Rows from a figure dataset
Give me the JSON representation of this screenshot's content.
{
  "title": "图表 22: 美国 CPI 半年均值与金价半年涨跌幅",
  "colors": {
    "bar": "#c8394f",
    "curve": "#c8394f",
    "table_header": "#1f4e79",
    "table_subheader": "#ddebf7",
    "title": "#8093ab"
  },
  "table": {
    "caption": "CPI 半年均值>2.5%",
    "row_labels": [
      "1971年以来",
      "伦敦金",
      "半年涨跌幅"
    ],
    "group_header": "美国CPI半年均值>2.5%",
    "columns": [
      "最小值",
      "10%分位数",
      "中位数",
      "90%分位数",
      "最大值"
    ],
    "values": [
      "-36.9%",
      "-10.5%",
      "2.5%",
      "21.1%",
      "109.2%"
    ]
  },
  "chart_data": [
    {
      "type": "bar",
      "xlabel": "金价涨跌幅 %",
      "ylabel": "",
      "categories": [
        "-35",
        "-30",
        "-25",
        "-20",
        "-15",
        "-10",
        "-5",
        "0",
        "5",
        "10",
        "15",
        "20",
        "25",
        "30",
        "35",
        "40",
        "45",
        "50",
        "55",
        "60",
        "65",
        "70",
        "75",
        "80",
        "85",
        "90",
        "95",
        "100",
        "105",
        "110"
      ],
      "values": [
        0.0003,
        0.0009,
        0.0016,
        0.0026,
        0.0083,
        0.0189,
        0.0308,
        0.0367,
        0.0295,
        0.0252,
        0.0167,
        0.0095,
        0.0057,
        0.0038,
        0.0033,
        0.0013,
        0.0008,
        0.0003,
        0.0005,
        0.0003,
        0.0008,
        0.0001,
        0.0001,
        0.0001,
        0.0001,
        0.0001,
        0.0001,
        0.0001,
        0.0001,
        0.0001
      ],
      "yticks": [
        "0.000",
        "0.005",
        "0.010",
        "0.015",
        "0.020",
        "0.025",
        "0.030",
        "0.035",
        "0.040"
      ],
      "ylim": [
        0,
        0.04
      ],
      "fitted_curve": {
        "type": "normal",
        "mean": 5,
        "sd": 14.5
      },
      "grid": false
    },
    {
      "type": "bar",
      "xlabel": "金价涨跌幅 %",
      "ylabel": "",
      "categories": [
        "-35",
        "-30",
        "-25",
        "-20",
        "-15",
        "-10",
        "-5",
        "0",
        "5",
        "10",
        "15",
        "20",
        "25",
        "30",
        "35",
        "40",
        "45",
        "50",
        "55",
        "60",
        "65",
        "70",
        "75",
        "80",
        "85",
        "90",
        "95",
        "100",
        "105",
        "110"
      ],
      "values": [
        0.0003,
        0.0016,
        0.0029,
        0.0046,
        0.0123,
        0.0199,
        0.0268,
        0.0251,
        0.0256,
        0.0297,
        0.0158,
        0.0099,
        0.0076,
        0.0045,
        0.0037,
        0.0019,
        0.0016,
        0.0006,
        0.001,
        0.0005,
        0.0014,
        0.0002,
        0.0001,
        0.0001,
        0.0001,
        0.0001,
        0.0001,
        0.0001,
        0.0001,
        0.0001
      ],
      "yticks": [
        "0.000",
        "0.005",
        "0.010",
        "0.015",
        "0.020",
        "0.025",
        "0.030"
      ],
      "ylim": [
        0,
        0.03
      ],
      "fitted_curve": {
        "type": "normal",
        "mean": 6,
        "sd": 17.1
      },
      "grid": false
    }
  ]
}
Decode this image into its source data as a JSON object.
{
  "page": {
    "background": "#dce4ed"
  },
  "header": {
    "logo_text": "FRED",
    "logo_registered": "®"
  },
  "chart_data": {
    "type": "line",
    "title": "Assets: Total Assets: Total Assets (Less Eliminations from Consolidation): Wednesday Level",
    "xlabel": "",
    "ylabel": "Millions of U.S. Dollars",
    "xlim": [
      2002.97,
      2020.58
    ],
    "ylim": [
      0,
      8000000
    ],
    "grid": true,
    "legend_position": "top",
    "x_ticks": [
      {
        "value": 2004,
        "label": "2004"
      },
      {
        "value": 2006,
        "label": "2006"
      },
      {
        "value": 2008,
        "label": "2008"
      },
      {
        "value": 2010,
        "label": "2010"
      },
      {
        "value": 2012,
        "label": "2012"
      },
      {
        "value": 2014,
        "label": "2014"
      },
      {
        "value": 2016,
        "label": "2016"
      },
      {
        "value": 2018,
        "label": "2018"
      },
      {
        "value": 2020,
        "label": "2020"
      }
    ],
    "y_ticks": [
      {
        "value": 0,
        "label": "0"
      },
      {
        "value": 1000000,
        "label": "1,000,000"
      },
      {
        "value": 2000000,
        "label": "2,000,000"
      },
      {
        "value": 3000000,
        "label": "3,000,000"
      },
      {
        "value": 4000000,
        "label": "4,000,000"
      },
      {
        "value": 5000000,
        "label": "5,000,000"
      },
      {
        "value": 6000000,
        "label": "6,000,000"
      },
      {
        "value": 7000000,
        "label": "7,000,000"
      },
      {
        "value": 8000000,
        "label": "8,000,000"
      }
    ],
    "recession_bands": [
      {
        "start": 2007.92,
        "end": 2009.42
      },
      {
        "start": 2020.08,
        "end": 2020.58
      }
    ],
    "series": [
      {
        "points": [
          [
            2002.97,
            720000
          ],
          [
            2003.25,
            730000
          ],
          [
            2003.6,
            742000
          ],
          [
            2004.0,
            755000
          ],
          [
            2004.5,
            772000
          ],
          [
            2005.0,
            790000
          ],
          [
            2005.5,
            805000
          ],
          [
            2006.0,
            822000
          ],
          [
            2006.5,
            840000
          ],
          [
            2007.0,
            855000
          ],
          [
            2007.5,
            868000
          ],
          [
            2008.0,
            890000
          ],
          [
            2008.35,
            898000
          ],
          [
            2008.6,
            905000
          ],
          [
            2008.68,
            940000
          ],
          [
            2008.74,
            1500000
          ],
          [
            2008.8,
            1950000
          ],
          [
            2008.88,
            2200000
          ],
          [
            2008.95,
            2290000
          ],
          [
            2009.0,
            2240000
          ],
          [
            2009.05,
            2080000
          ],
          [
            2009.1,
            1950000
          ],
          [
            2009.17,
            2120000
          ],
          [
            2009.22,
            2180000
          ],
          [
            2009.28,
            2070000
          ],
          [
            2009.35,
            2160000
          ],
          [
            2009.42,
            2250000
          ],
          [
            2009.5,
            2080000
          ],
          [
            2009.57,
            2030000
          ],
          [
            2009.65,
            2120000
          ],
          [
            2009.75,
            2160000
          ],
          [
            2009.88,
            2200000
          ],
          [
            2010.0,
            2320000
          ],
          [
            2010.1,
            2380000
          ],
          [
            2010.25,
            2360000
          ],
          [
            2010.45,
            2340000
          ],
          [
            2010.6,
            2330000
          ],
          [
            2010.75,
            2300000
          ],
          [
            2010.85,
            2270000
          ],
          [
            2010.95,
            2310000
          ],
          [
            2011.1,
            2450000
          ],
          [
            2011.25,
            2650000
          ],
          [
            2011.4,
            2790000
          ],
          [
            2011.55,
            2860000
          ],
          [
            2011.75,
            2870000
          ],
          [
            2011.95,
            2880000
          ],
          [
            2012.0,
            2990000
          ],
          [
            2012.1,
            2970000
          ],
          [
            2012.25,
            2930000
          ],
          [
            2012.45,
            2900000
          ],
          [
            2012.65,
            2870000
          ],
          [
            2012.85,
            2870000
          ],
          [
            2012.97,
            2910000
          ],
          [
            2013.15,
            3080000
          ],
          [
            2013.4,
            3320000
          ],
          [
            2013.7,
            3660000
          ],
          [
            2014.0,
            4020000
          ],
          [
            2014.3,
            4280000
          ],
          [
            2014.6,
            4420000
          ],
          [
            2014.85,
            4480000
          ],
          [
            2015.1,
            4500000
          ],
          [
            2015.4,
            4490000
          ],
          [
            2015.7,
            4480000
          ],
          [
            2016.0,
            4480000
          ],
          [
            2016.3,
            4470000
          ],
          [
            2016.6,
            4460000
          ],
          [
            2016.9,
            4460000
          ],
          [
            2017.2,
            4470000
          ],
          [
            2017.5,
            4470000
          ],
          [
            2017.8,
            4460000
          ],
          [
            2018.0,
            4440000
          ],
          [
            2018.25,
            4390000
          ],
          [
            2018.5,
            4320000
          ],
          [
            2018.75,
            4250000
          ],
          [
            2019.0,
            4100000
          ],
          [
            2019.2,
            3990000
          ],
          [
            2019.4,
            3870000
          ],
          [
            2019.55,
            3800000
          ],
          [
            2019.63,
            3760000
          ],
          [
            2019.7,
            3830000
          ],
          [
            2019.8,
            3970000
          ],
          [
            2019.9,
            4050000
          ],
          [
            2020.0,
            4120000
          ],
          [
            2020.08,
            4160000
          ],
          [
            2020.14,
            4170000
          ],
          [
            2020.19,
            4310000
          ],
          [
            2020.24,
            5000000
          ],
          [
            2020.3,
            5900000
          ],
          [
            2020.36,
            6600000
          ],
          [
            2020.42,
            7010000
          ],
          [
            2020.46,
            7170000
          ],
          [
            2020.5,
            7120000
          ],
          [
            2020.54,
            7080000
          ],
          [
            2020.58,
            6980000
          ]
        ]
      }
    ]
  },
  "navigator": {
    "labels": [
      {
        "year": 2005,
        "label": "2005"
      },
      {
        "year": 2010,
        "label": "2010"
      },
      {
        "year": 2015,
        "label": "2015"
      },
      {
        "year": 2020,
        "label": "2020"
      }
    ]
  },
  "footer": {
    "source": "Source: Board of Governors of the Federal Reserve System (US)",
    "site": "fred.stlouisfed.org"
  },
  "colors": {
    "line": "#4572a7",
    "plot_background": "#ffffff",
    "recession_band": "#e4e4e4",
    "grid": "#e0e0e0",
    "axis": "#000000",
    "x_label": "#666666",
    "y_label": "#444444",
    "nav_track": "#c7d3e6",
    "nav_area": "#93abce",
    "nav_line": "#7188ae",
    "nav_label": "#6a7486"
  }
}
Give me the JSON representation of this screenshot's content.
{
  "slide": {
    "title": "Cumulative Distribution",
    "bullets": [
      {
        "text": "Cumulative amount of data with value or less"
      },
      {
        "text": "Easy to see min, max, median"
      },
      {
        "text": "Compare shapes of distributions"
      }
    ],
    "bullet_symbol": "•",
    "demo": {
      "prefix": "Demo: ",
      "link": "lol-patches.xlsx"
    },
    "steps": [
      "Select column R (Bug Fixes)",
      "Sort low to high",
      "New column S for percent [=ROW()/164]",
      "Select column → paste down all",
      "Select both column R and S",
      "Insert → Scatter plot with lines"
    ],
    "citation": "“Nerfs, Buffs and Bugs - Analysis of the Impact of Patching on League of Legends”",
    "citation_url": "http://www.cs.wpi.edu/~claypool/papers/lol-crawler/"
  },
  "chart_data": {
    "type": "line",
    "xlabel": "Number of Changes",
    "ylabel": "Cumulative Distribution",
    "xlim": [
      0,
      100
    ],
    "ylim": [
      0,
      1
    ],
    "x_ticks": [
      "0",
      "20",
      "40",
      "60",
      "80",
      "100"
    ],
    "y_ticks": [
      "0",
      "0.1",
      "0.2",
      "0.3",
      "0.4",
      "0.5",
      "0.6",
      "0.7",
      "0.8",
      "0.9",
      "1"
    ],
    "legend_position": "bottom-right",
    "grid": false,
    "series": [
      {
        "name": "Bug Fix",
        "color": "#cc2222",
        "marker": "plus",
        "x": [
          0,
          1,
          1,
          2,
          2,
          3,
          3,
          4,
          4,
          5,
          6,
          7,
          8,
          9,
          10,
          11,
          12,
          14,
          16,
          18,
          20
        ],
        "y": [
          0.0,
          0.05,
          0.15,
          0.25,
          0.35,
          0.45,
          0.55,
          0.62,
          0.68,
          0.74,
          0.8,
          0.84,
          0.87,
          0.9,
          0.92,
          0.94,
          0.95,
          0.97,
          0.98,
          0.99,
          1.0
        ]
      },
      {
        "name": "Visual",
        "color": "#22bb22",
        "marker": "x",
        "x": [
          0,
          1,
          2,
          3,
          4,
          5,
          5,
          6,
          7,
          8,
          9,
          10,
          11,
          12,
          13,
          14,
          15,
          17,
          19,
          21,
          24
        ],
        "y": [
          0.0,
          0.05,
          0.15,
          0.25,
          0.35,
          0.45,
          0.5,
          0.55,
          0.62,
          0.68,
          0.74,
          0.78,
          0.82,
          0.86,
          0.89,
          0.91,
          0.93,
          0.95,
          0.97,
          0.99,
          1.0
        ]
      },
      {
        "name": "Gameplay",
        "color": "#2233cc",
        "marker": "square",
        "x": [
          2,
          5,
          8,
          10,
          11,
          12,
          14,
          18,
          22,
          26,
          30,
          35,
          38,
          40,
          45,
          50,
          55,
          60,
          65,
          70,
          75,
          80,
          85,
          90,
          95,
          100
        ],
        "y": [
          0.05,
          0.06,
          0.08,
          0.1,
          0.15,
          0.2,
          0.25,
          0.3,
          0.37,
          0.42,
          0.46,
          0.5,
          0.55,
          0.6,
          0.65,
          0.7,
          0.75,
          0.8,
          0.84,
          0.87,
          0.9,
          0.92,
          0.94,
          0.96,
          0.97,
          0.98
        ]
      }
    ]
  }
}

### Goal
Scan the records above for the string "xlabel", then select every line that holds it.

### The answer
      "xlabel": "金价涨跌幅 %",
      "xlabel": "金价涨跌幅 %",
    "xlabel": "",
    "xlabel": "Number of Changes",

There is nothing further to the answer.